Stored data:
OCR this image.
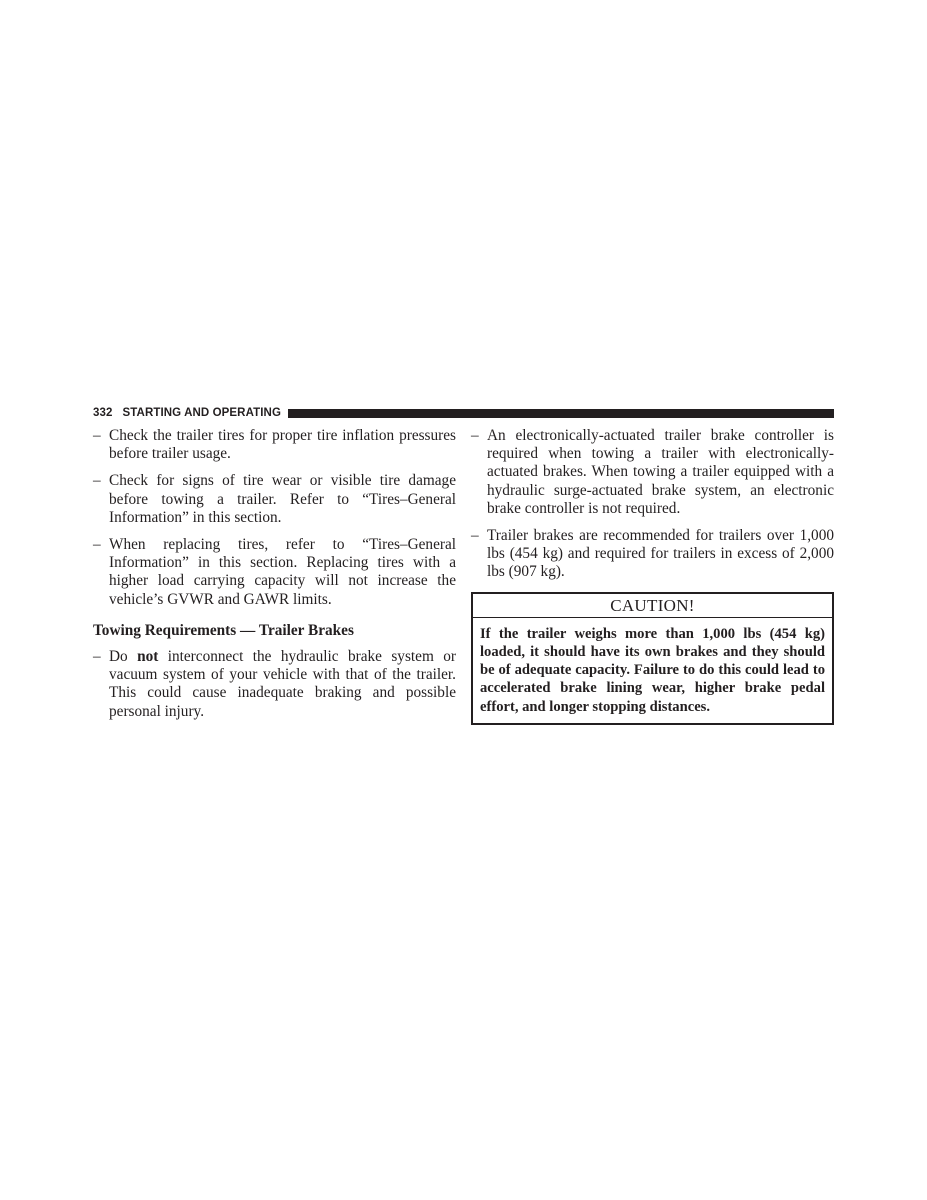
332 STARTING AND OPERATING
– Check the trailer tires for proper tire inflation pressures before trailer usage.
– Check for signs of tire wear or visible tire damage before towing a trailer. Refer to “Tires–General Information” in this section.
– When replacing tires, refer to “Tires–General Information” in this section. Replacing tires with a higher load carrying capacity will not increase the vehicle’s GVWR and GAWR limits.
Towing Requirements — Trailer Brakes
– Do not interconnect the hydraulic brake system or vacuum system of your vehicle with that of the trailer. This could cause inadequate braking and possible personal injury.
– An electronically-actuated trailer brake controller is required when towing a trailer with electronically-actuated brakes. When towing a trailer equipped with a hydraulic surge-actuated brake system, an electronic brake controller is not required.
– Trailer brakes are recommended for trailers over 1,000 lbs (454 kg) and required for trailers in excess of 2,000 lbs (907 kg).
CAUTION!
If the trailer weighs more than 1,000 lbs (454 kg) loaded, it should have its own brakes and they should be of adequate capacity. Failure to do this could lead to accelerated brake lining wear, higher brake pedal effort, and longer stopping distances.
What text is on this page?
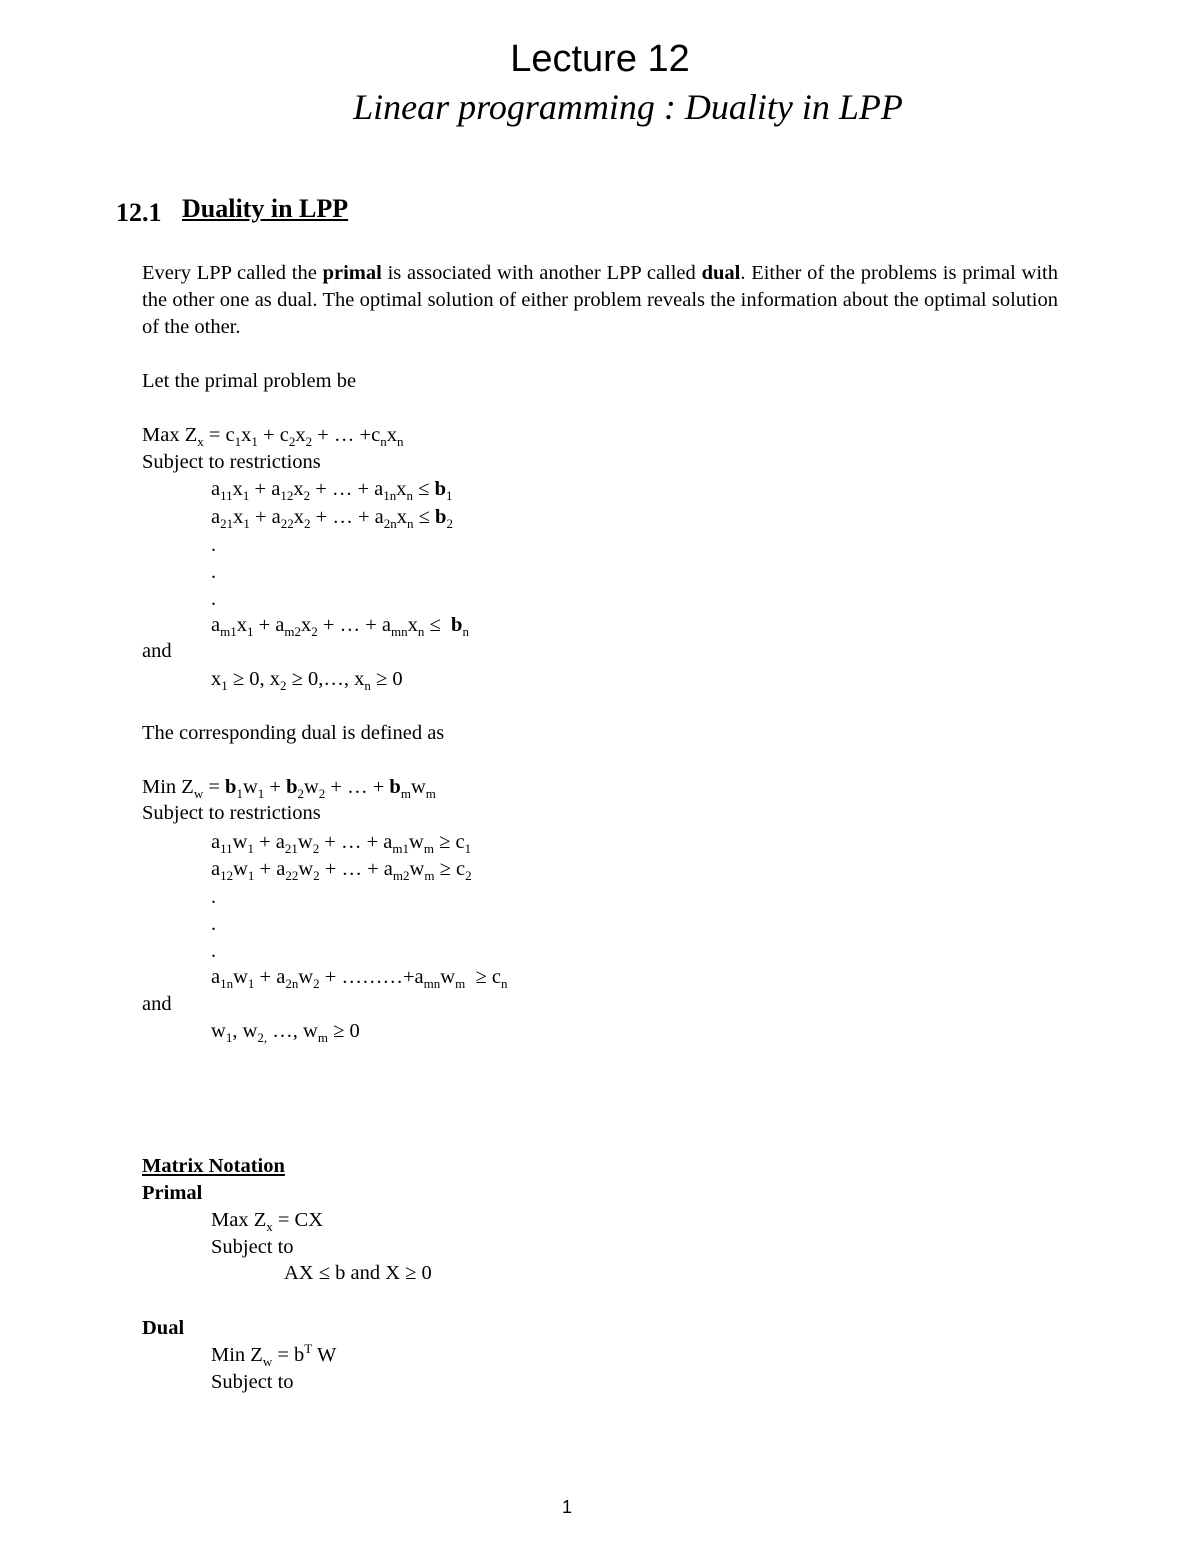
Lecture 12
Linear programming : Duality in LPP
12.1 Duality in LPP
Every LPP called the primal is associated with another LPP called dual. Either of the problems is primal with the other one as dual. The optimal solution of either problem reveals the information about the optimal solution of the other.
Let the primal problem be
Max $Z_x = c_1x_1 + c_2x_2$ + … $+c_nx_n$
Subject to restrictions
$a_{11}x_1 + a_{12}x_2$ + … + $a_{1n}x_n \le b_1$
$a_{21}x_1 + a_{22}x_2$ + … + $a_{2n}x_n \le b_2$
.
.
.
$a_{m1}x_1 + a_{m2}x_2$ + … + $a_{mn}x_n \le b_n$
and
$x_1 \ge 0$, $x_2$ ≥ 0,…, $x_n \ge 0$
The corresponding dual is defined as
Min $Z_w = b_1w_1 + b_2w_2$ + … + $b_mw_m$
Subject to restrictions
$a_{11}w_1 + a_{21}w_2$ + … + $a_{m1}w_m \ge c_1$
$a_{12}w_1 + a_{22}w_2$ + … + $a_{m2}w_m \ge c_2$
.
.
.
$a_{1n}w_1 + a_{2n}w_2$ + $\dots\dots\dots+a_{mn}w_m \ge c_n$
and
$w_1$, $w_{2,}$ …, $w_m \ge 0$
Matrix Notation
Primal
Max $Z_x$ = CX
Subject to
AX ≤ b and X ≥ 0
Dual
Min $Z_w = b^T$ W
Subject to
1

▶ **Work required**
Each record above should come back exactly the same, only without its pictures.

▶ **Written reply**
OCR this image.
332 STARTING AND OPERATING
– Check the trailer tires for proper tire inflation pressures before trailer usage.
– Check for signs of tire wear or visible tire damage before towing a trailer. Refer to “Tires–General Information” in this section.
– When replacing tires, refer to “Tires–General Information” in this section. Replacing tires with a higher load carrying capacity will not increase the vehicle’s GVWR and GAWR limits.
Towing Requirements — Trailer Brakes
– Do not interconnect the hydraulic brake system or vacuum system of your vehicle with that of the trailer. This could cause inadequate braking and possible personal injury.
– An electronically-actuated trailer brake controller is required when towing a trailer with electronically-actuated brakes. When towing a trailer equipped with a hydraulic surge-actuated brake system, an electronic brake controller is not required.
– Trailer brakes are recommended for trailers over 1,000 lbs (454 kg) and required for trailers in excess of 2,000 lbs (907 kg).
CAUTION!
If the trailer weighs more than 1,000 lbs (454 kg) loaded, it should have its own brakes and they should be of adequate capacity. Failure to do this could lead to accelerated brake lining wear, higher brake pedal effort, and longer stopping distances.
What text is on this page?
Lecture 12
Linear programming : Duality in LPP
12.1 Duality in LPP
Every LPP called the primal is associated with another LPP called dual. Either of the problems is primal with the other one as dual. The optimal solution of either problem reveals the information about the optimal solution of the other.
Let the primal problem be
Max $Z_x = c_1x_1 + c_2x_2$ + … $+c_nx_n$
Subject to restrictions
$a_{11}x_1 + a_{12}x_2$ + … + $a_{1n}x_n \le b_1$
$a_{21}x_1 + a_{22}x_2$ + … + $a_{2n}x_n \le b_2$
.
.
.
$a_{m1}x_1 + a_{m2}x_2$ + … + $a_{mn}x_n \le b_n$
and
$x_1 \ge 0$, $x_2$ ≥ 0,…, $x_n \ge 0$
The corresponding dual is defined as
Min $Z_w = b_1w_1 + b_2w_2$ + … + $b_mw_m$
Subject to restrictions
$a_{11}w_1 + a_{21}w_2$ + … + $a_{m1}w_m \ge c_1$
$a_{12}w_1 + a_{22}w_2$ + … + $a_{m2}w_m \ge c_2$
.
.
.
$a_{1n}w_1 + a_{2n}w_2$ + $\dots\dots\dots+a_{mn}w_m \ge c_n$
and
$w_1$, $w_{2,}$ …, $w_m \ge 0$
Matrix Notation
Primal
Max $Z_x$ = CX
Subject to
AX ≤ b and X ≥ 0
Dual
Min $Z_w = b^T$ W
Subject to
1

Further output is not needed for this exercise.